→ **Dataset content**
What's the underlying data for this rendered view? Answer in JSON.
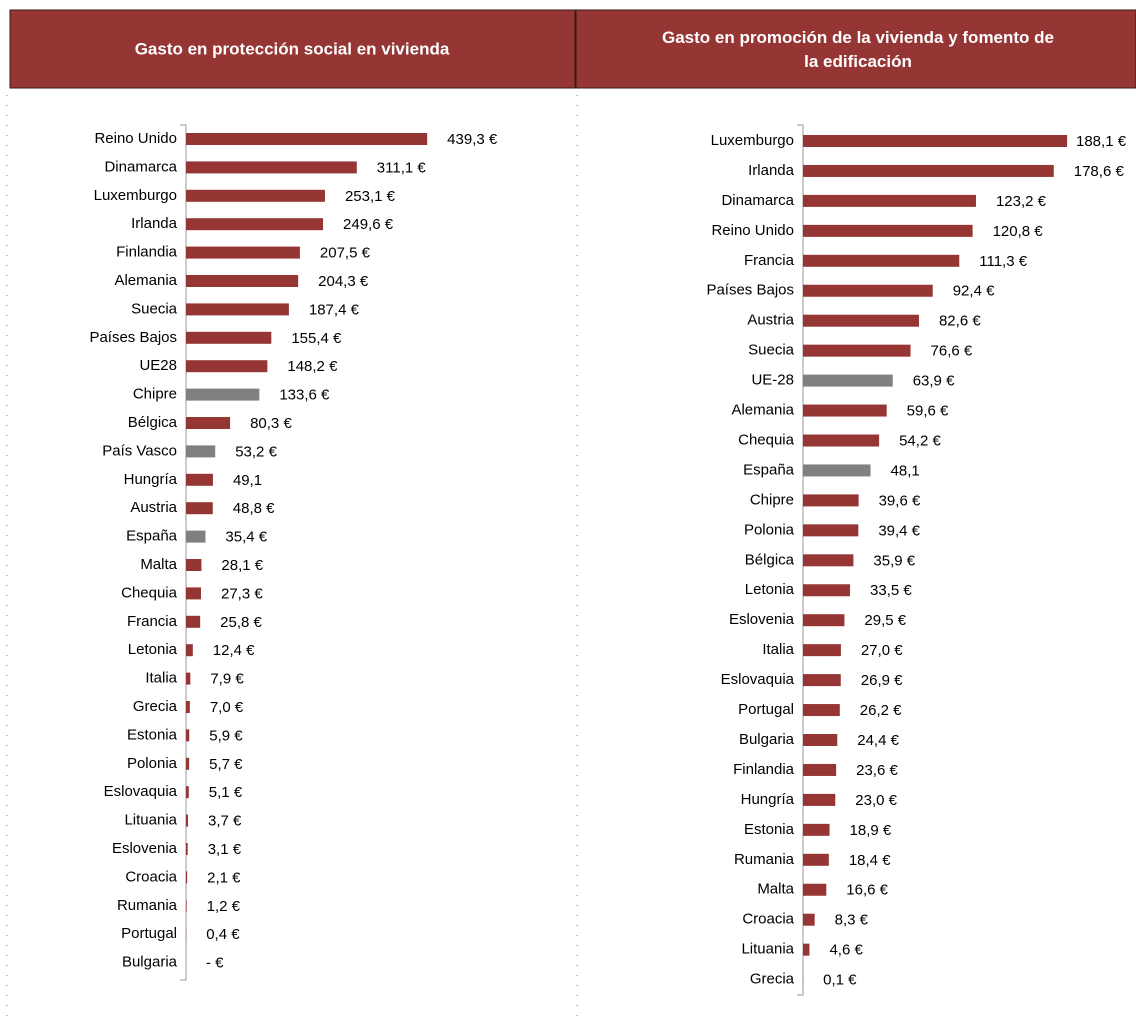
{
  "chart_data": [
    {
      "type": "bar",
      "orientation": "horizontal",
      "title": "Gasto en protección social en vivienda",
      "categories": [
        "Reino Unido",
        "Dinamarca",
        "Luxemburgo",
        "Irlanda",
        "Finlandia",
        "Alemania",
        "Suecia",
        "Países Bajos",
        "UE28",
        "Chipre",
        "Bélgica",
        "País Vasco",
        "Hungría",
        "Austria",
        "España",
        "Malta",
        "Chequia",
        "Francia",
        "Letonia",
        "Italia",
        "Grecia",
        "Estonia",
        "Polonia",
        "Eslovaquia",
        "Lituania",
        "Eslovenia",
        "Croacia",
        "Rumania",
        "Portugal",
        "Bulgaria"
      ],
      "values": [
        439.3,
        311.1,
        253.1,
        249.6,
        207.5,
        204.3,
        187.4,
        155.4,
        148.2,
        133.6,
        80.3,
        53.2,
        49.1,
        48.8,
        35.4,
        28.1,
        27.3,
        25.8,
        12.4,
        7.9,
        7.0,
        5.9,
        5.7,
        5.1,
        3.7,
        3.1,
        2.1,
        1.2,
        0.4,
        0
      ],
      "value_labels": [
        "439,3 €",
        "311,1 €",
        "253,1 €",
        "249,6 €",
        "207,5 €",
        "204,3 €",
        "187,4 €",
        "155,4 €",
        "148,2 €",
        "133,6 €",
        "80,3 €",
        "53,2 €",
        "49,1",
        "48,8 €",
        "35,4 €",
        "28,1 €",
        "27,3 €",
        "25,8 €",
        "12,4 €",
        "7,9 €",
        "7,0 €",
        "5,9 €",
        "5,7 €",
        "5,1 €",
        "3,7 €",
        "3,1 €",
        "2,1 €",
        "1,2 €",
        "0,4 €",
        "-  €"
      ],
      "colors": [
        "#963634",
        "#963634",
        "#963634",
        "#963634",
        "#963634",
        "#963634",
        "#963634",
        "#963634",
        "#963634",
        "#808080",
        "#963634",
        "#808080",
        "#963634",
        "#963634",
        "#808080",
        "#963634",
        "#963634",
        "#963634",
        "#963634",
        "#963634",
        "#963634",
        "#963634",
        "#963634",
        "#963634",
        "#963634",
        "#963634",
        "#963634",
        "#963634",
        "#963634",
        "#963634"
      ]
    },
    {
      "type": "bar",
      "orientation": "horizontal",
      "title": "Gasto en promoción de la vivienda y fomento de la edificación",
      "categories": [
        "Luxemburgo",
        "Irlanda",
        "Dinamarca",
        "Reino Unido",
        "Francia",
        "Países Bajos",
        "Austria",
        "Suecia",
        "UE-28",
        "Alemania",
        "Chequia",
        "España",
        "Chipre",
        "Polonia",
        "Bélgica",
        "Letonia",
        "Eslovenia",
        "Italia",
        "Eslovaquia",
        "Portugal",
        "Bulgaria",
        "Finlandia",
        "Hungría",
        "Estonia",
        "Rumania",
        "Malta",
        "Croacia",
        "Lituania",
        "Grecia"
      ],
      "values": [
        188.1,
        178.6,
        123.2,
        120.8,
        111.3,
        92.4,
        82.6,
        76.6,
        63.9,
        59.6,
        54.2,
        48.1,
        39.6,
        39.4,
        35.9,
        33.5,
        29.5,
        27.0,
        26.9,
        26.2,
        24.4,
        23.6,
        23.0,
        18.9,
        18.4,
        16.6,
        8.3,
        4.6,
        0.1
      ],
      "value_labels": [
        "188,1 €",
        "178,6 €",
        "123,2 €",
        "120,8 €",
        "111,3 €",
        "92,4 €",
        "82,6 €",
        "76,6 €",
        "63,9 €",
        "59,6 €",
        "54,2 €",
        "48,1",
        "39,6 €",
        "39,4 €",
        "35,9 €",
        "33,5 €",
        "29,5 €",
        "27,0 €",
        "26,9 €",
        "26,2 €",
        "24,4 €",
        "23,6 €",
        "23,0 €",
        "18,9 €",
        "18,4 €",
        "16,6 €",
        "8,3 €",
        "4,6 €",
        "0,1 €"
      ],
      "colors": [
        "#963634",
        "#963634",
        "#963634",
        "#963634",
        "#963634",
        "#963634",
        "#963634",
        "#963634",
        "#808080",
        "#963634",
        "#963634",
        "#808080",
        "#963634",
        "#963634",
        "#963634",
        "#963634",
        "#963634",
        "#963634",
        "#963634",
        "#963634",
        "#963634",
        "#963634",
        "#963634",
        "#963634",
        "#963634",
        "#963634",
        "#963634",
        "#963634",
        "#963634"
      ]
    }
  ]
}
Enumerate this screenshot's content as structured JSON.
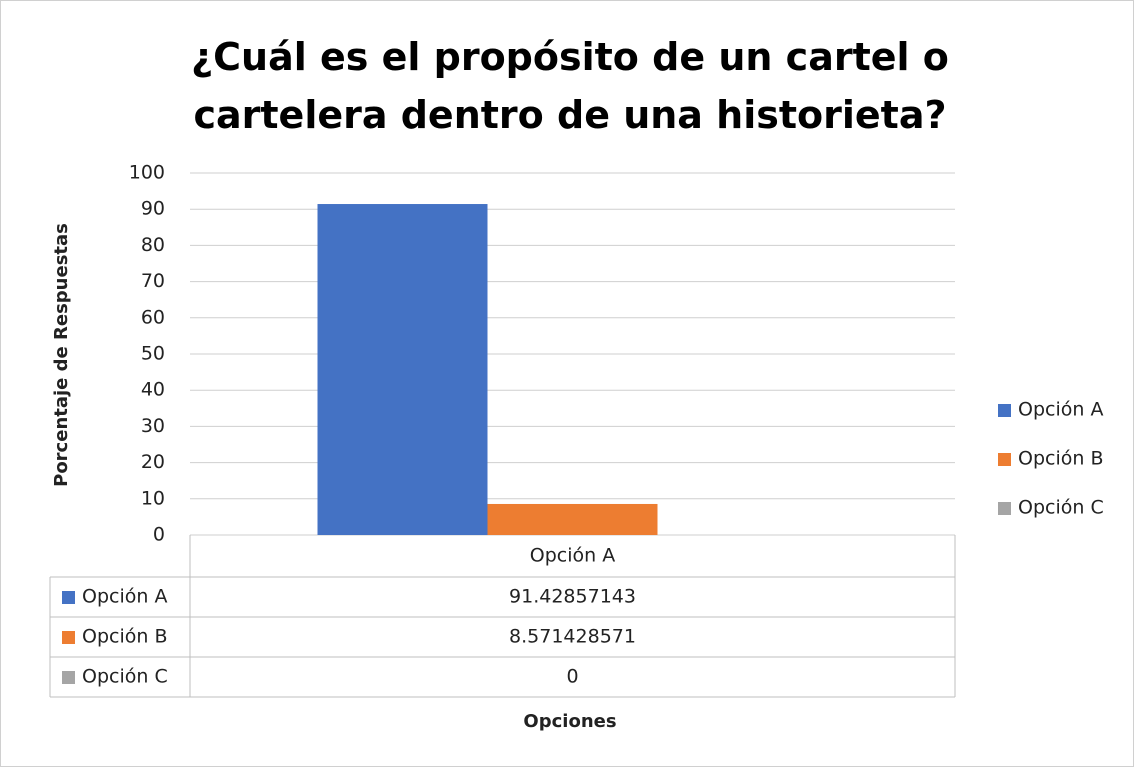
{
  "chart_data": {
    "type": "bar",
    "title": "¿Cuál es el propósito de un cartel o cartelera dentro de una historieta?",
    "y_label": "Porcentaje de Respuestas",
    "x_label": "Opciones",
    "categories": [
      "Opción A"
    ],
    "series": [
      {
        "name": "Opción A",
        "color": "#4472c4",
        "values": [
          91.42857143
        ]
      },
      {
        "name": "Opción B",
        "color": "#ed7d31",
        "values": [
          8.571428571
        ]
      },
      {
        "name": "Opción C",
        "color": "#a5a5a5",
        "values": [
          0
        ]
      }
    ],
    "ylim": [
      0,
      100
    ],
    "yticks": [
      0,
      10,
      20,
      30,
      40,
      50,
      60,
      70,
      80,
      90,
      100
    ],
    "grid": true,
    "legend": "right",
    "data_table": true
  }
}
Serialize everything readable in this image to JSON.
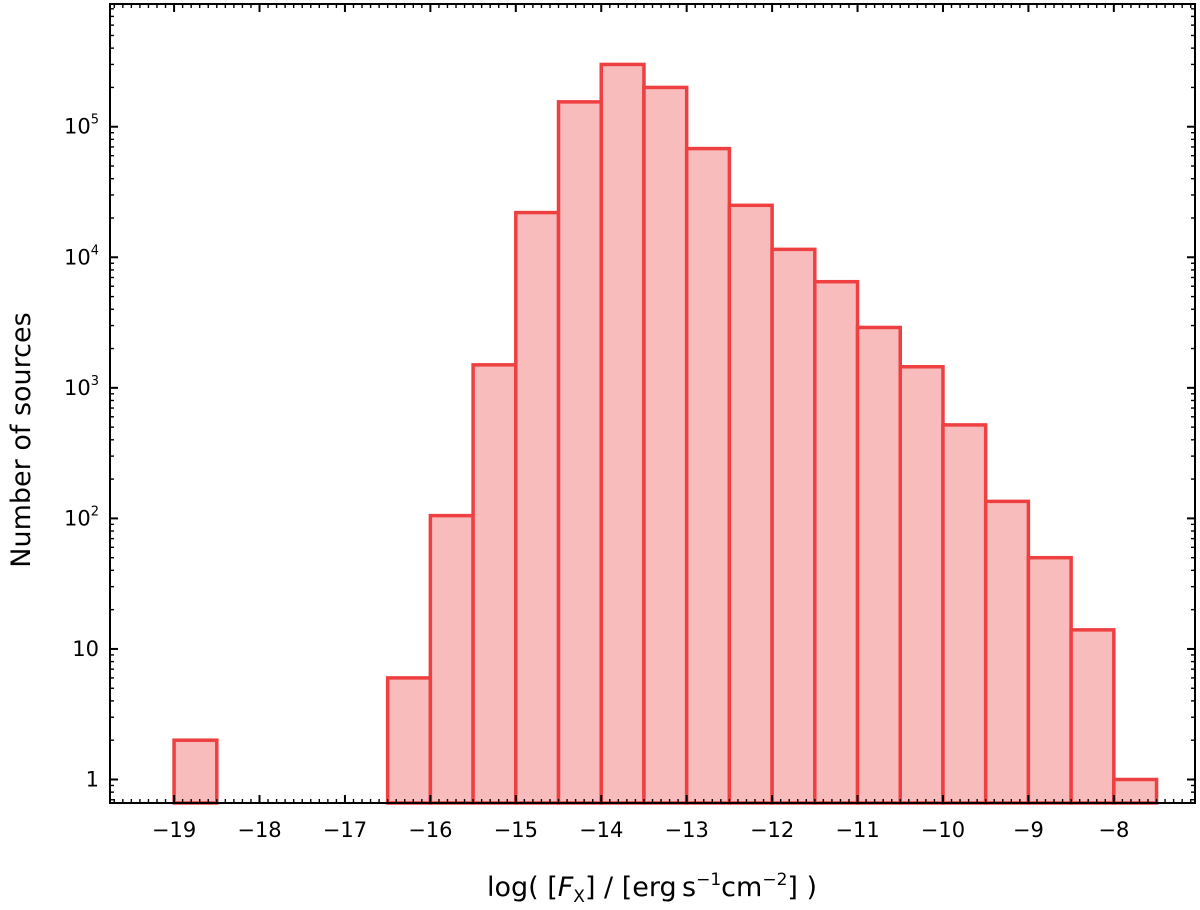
{
  "chart_data": {
    "type": "bar",
    "title": "",
    "xlabel_parts": {
      "prefix": "log( [",
      "var": "F",
      "sub": "X",
      "mid": "] / [erg s",
      "exp1": "−1",
      "cm": "cm",
      "exp2": "−2",
      "suffix": "] )"
    },
    "ylabel": "Number of sources",
    "yscale": "log",
    "bar_color": "#f8bcbc",
    "edge_color": "#ee4040",
    "bin_width": 0.5,
    "xlim": [
      -19.75,
      -7.05
    ],
    "ylim_log10": [
      -0.18,
      5.94
    ],
    "x_ticks": [
      {
        "value": -19,
        "label": "−19"
      },
      {
        "value": -18,
        "label": "−18"
      },
      {
        "value": -17,
        "label": "−17"
      },
      {
        "value": -16,
        "label": "−16"
      },
      {
        "value": -15,
        "label": "−15"
      },
      {
        "value": -14,
        "label": "−14"
      },
      {
        "value": -13,
        "label": "−13"
      },
      {
        "value": -12,
        "label": "−12"
      },
      {
        "value": -11,
        "label": "−11"
      },
      {
        "value": -10,
        "label": "−10"
      },
      {
        "value": -9,
        "label": "−9"
      },
      {
        "value": -8,
        "label": "−8"
      }
    ],
    "y_ticks": [
      {
        "value": 1,
        "base": "1",
        "exp": ""
      },
      {
        "value": 10,
        "base": "10",
        "exp": ""
      },
      {
        "value": 100,
        "base": "10",
        "exp": "2"
      },
      {
        "value": 1000,
        "base": "10",
        "exp": "3"
      },
      {
        "value": 10000,
        "base": "10",
        "exp": "4"
      },
      {
        "value": 100000,
        "base": "10",
        "exp": "5"
      }
    ],
    "bins": [
      {
        "left": -19.0,
        "count": 2
      },
      {
        "left": -16.5,
        "count": 6
      },
      {
        "left": -16.0,
        "count": 105
      },
      {
        "left": -15.5,
        "count": 1500
      },
      {
        "left": -15.0,
        "count": 22000
      },
      {
        "left": -14.5,
        "count": 155000
      },
      {
        "left": -14.0,
        "count": 300000
      },
      {
        "left": -13.5,
        "count": 200000
      },
      {
        "left": -13.0,
        "count": 68000
      },
      {
        "left": -12.5,
        "count": 25000
      },
      {
        "left": -12.0,
        "count": 11500
      },
      {
        "left": -11.5,
        "count": 6500
      },
      {
        "left": -11.0,
        "count": 2900
      },
      {
        "left": -10.5,
        "count": 1450
      },
      {
        "left": -10.0,
        "count": 520
      },
      {
        "left": -9.5,
        "count": 135
      },
      {
        "left": -9.0,
        "count": 50
      },
      {
        "left": -8.5,
        "count": 14
      },
      {
        "left": -8.0,
        "count": 1
      }
    ]
  }
}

→ **To do**
Filter out every line that lacks the word "this", and copy the rest.

→ **Full response**
What's the underlying data for this rendered view? Answer in JSON.
Enumerate this screenshot's content as structured JSON.
Serialize everything readable in this image to JSON.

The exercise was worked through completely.